_To be done_. Copy each line that contains the word "Combined".

>> start Entries supplied

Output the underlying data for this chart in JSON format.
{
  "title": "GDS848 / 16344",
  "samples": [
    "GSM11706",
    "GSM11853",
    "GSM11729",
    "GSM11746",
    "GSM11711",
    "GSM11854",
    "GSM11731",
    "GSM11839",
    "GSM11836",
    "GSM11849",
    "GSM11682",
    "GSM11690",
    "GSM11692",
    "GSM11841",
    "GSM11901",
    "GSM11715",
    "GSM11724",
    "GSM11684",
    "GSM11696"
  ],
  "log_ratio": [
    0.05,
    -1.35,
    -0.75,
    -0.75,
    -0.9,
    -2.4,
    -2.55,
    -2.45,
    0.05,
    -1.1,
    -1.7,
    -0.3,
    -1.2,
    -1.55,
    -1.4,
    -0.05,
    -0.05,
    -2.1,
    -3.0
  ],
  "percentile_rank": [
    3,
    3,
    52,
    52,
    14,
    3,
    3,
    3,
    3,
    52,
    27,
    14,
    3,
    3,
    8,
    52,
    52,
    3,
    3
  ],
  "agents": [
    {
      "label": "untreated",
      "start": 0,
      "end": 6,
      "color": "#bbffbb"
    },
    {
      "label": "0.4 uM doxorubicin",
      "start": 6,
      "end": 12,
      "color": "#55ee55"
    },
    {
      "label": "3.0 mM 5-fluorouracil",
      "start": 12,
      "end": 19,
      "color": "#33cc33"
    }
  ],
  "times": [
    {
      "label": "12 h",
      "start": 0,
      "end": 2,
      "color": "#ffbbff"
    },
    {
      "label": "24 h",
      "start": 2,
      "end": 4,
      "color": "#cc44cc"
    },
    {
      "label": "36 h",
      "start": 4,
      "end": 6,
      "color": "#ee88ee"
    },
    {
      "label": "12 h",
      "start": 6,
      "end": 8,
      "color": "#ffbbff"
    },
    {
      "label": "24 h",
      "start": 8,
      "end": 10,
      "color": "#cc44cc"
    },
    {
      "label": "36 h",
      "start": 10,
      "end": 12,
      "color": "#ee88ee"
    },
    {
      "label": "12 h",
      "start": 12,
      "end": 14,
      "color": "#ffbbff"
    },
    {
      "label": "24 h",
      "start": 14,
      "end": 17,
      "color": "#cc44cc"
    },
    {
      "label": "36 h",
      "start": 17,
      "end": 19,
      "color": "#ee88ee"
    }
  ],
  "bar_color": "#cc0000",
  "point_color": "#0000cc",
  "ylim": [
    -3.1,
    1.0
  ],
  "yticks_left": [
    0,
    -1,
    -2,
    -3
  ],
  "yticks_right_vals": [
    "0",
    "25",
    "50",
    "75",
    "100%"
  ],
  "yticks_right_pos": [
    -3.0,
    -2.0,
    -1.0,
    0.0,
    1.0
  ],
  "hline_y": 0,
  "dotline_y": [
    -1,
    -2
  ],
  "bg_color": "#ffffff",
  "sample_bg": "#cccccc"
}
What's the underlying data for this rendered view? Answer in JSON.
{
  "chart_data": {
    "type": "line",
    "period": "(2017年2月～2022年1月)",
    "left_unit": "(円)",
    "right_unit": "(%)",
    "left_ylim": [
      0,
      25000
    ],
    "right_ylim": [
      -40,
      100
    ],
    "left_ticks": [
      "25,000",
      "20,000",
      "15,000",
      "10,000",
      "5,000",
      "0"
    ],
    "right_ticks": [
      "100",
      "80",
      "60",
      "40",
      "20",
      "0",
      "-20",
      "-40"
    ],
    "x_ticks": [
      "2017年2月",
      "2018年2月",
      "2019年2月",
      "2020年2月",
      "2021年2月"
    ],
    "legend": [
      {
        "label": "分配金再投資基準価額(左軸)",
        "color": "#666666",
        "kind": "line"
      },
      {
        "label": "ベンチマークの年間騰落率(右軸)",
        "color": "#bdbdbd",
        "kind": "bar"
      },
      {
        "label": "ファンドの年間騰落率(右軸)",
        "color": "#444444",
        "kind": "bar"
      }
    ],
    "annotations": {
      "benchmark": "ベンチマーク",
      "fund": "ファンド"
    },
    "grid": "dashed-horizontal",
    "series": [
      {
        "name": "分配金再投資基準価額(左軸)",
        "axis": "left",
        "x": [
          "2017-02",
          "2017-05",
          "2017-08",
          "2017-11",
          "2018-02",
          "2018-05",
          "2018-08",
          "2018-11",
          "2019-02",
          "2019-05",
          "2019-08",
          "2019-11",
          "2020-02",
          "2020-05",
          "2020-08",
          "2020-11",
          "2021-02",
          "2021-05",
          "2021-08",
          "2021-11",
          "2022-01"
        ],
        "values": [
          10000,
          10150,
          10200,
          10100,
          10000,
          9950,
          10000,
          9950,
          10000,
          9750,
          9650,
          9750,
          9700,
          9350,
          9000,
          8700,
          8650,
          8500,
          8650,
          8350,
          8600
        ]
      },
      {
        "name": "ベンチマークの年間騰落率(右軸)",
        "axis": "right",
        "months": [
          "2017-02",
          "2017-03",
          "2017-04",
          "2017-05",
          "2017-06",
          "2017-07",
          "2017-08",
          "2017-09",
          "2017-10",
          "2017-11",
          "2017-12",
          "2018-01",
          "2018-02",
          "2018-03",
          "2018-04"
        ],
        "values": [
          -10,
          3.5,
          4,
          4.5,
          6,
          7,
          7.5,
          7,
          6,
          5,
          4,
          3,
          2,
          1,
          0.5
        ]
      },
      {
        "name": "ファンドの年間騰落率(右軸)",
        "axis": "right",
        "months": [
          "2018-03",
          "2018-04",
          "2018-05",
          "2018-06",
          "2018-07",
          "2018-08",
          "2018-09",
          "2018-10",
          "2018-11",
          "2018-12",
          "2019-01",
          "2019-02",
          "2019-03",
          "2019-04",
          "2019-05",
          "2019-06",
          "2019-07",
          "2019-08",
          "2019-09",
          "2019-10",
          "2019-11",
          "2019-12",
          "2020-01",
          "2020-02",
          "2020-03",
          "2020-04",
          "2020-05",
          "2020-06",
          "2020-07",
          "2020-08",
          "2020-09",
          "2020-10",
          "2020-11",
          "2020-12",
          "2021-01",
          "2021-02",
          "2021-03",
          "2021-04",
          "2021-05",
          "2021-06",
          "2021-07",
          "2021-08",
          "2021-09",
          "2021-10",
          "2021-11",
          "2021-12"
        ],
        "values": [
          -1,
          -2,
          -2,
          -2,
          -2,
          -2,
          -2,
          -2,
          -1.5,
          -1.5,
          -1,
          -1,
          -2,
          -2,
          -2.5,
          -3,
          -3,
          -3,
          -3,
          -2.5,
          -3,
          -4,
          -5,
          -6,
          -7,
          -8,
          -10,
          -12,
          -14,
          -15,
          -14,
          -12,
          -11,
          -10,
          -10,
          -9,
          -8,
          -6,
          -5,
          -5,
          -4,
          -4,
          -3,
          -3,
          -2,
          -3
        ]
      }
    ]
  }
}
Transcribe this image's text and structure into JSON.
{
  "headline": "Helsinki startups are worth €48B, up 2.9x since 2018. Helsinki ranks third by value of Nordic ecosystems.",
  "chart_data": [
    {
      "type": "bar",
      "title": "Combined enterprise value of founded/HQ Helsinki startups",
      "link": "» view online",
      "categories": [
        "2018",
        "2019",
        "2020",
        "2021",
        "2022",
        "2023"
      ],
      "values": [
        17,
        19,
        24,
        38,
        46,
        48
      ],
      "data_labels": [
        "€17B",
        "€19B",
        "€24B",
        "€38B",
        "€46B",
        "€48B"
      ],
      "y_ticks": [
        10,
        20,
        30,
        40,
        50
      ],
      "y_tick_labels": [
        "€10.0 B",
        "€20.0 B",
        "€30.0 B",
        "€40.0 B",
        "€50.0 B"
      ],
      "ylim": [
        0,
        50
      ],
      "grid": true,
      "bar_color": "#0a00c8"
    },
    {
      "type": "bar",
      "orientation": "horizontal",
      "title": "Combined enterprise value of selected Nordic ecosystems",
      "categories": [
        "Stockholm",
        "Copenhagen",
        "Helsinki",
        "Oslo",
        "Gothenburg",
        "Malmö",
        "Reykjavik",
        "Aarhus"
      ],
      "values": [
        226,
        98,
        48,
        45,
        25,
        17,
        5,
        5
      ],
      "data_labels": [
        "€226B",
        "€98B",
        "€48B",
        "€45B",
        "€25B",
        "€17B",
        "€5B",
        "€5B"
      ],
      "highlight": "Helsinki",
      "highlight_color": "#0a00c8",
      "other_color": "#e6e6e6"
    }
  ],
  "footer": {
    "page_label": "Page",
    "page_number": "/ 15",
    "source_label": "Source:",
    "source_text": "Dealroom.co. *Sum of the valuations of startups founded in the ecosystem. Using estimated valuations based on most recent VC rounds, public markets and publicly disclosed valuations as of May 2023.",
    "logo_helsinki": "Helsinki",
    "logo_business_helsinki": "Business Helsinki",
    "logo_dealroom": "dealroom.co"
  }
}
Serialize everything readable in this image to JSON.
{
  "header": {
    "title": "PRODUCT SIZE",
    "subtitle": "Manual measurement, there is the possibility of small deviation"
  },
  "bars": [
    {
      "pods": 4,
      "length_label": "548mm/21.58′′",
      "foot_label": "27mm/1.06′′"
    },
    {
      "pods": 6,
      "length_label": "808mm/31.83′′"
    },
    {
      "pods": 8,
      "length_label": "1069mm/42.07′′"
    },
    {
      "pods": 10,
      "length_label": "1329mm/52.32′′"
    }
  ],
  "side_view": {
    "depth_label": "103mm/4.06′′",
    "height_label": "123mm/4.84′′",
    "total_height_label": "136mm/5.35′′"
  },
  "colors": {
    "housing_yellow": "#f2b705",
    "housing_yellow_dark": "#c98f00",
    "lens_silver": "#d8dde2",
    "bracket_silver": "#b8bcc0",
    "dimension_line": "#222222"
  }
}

>> end Entries supplied

_Result_.
      "title": "Combined enterprise value of founded/HQ Helsinki startups",
      "title": "Combined enterprise value of selected Nordic ecosystems",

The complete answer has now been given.